START ITEMS

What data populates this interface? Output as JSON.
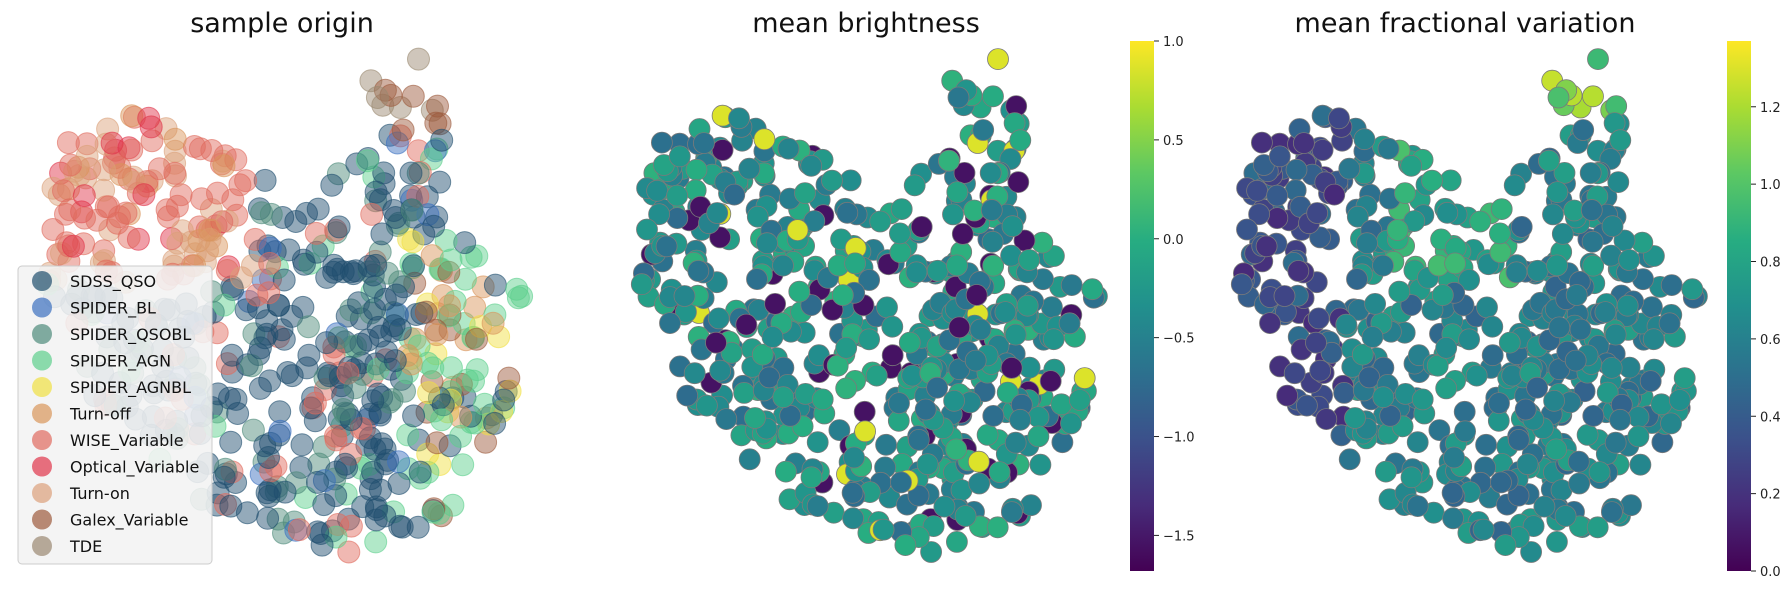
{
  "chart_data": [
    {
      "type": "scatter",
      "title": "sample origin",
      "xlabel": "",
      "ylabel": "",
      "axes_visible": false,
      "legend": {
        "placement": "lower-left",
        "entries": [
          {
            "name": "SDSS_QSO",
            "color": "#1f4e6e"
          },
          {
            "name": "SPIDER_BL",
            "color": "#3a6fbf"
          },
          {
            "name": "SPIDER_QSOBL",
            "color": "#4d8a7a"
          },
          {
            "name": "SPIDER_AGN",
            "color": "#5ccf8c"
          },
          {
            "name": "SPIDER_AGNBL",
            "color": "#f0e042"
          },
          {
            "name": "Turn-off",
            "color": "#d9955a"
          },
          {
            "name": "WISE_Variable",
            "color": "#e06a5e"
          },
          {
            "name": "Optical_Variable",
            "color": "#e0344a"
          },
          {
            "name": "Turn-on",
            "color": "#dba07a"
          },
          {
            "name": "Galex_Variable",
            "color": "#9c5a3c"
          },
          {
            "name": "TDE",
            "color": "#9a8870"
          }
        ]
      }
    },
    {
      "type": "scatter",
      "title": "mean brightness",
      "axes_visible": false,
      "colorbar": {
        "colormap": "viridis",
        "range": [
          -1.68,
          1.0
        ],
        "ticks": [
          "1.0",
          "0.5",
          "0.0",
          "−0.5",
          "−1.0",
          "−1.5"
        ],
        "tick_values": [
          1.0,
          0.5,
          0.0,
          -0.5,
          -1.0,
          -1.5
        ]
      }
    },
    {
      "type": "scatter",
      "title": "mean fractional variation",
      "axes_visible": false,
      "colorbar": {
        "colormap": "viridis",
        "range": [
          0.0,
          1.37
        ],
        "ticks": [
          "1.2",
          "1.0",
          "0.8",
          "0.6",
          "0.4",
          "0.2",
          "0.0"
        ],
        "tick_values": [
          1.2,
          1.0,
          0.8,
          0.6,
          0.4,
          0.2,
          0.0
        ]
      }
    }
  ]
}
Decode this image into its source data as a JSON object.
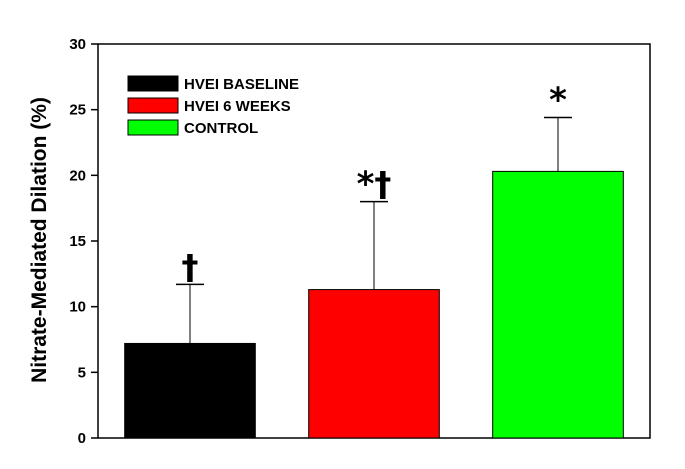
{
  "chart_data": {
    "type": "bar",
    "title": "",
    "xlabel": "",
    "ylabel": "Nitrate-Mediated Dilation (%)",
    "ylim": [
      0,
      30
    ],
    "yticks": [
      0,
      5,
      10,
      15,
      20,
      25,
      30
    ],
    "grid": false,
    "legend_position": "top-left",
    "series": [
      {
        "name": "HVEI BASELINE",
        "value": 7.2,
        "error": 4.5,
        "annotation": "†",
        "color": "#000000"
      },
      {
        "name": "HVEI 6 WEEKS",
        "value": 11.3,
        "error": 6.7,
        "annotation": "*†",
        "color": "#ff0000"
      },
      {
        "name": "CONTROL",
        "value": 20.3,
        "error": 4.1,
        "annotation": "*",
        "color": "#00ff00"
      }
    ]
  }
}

END ITEMS

▶ _WHAT NEEDS TO BE DONE_: Go through the listing above and list every line that has the word "title".

▶ _RESULT OF THIS TASK_:
      "title": "sample origin",
      "title": "mean brightness",
      "title": "mean fractional variation",
    "title": "",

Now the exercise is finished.